## WHAT TO WORK ON
Extract the records in full, leaving every picture out.

* START RECORD EXCERPTS *

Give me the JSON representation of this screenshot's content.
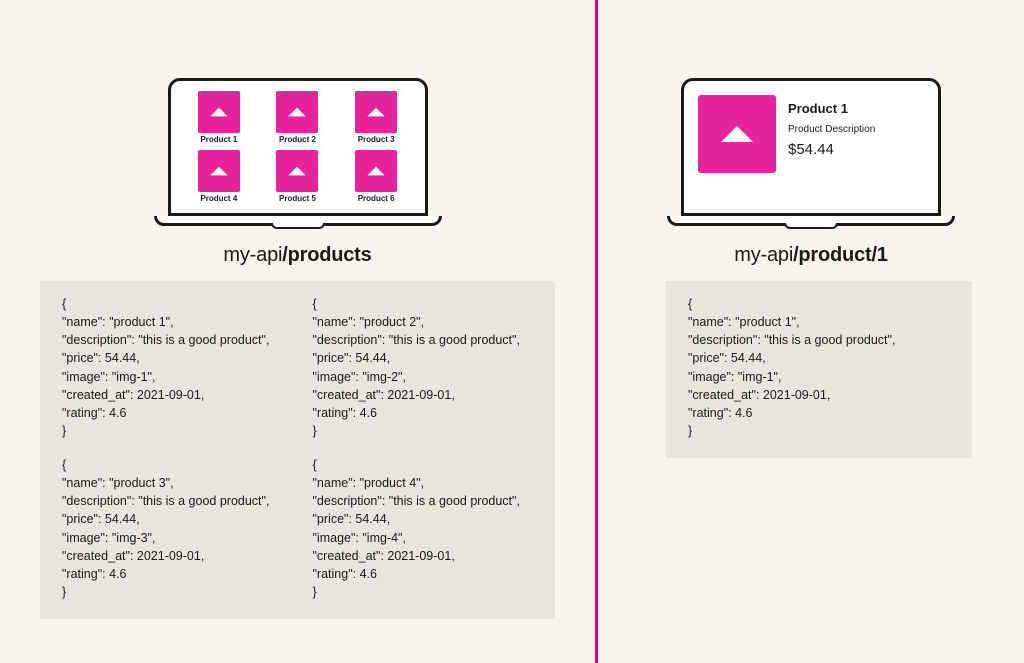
{
  "colors": {
    "accent": "#e6007e",
    "tile": "#e6239b",
    "bg": "#f7f3ed",
    "codebg": "#e8e5df"
  },
  "left": {
    "grid": [
      {
        "label": "Product 1"
      },
      {
        "label": "Product 2"
      },
      {
        "label": "Product 3"
      },
      {
        "label": "Product 4"
      },
      {
        "label": "Product 5"
      },
      {
        "label": "Product 6"
      }
    ],
    "endpoint_prefix": "my-api",
    "endpoint_bold": "/products",
    "json_samples": [
      "{\n\"name\": \"product 1\",\n\"description\": \"this is a good product\",\n\"price\": 54.44,\n\"image\": \"img-1\",\n\"created_at\": 2021-09-01,\n\"rating\": 4.6\n}",
      "{\n\"name\": \"product 2\",\n\"description\": \"this is a good product\",\n\"price\": 54.44,\n\"image\": \"img-2\",\n\"created_at\": 2021-09-01,\n\"rating\": 4.6\n}",
      "{\n\"name\": \"product 3\",\n\"description\": \"this is a good product\",\n\"price\": 54.44,\n\"image\": \"img-3\",\n\"created_at\": 2021-09-01,\n\"rating\": 4.6\n}",
      "{\n\"name\": \"product 4\",\n\"description\": \"this is a good product\",\n\"price\": 54.44,\n\"image\": \"img-4\",\n\"created_at\": 2021-09-01,\n\"rating\": 4.6\n}"
    ]
  },
  "right": {
    "detail": {
      "title": "Product 1",
      "description": "Product Description",
      "price": "$54.44"
    },
    "endpoint_prefix": "my-api",
    "endpoint_bold": "/product/1",
    "json_sample": "{\n\"name\": \"product 1\",\n\"description\": \"this is a good product\",\n\"price\": 54.44,\n\"image\": \"img-1\",\n\"created_at\": 2021-09-01,\n\"rating\": 4.6\n}"
  }
}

* END RECORD EXCERPTS *

## EXPECTED ANSWER
Give me the JSON representation of this screenshot's content.
{
  "colors": {
    "accent": "#e6007e",
    "tile": "#e6239b",
    "bg": "#f7f3ed",
    "codebg": "#e8e5df"
  },
  "left": {
    "grid": [
      {
        "label": "Product 1"
      },
      {
        "label": "Product 2"
      },
      {
        "label": "Product 3"
      },
      {
        "label": "Product 4"
      },
      {
        "label": "Product 5"
      },
      {
        "label": "Product 6"
      }
    ],
    "endpoint_prefix": "my-api",
    "endpoint_bold": "/products",
    "json_samples": [
      "{\n\"name\": \"product 1\",\n\"description\": \"this is a good product\",\n\"price\": 54.44,\n\"image\": \"img-1\",\n\"created_at\": 2021-09-01,\n\"rating\": 4.6\n}",
      "{\n\"name\": \"product 2\",\n\"description\": \"this is a good product\",\n\"price\": 54.44,\n\"image\": \"img-2\",\n\"created_at\": 2021-09-01,\n\"rating\": 4.6\n}",
      "{\n\"name\": \"product 3\",\n\"description\": \"this is a good product\",\n\"price\": 54.44,\n\"image\": \"img-3\",\n\"created_at\": 2021-09-01,\n\"rating\": 4.6\n}",
      "{\n\"name\": \"product 4\",\n\"description\": \"this is a good product\",\n\"price\": 54.44,\n\"image\": \"img-4\",\n\"created_at\": 2021-09-01,\n\"rating\": 4.6\n}"
    ]
  },
  "right": {
    "detail": {
      "title": "Product 1",
      "description": "Product Description",
      "price": "$54.44"
    },
    "endpoint_prefix": "my-api",
    "endpoint_bold": "/product/1",
    "json_sample": "{\n\"name\": \"product 1\",\n\"description\": \"this is a good product\",\n\"price\": 54.44,\n\"image\": \"img-1\",\n\"created_at\": 2021-09-01,\n\"rating\": 4.6\n}"
  }
}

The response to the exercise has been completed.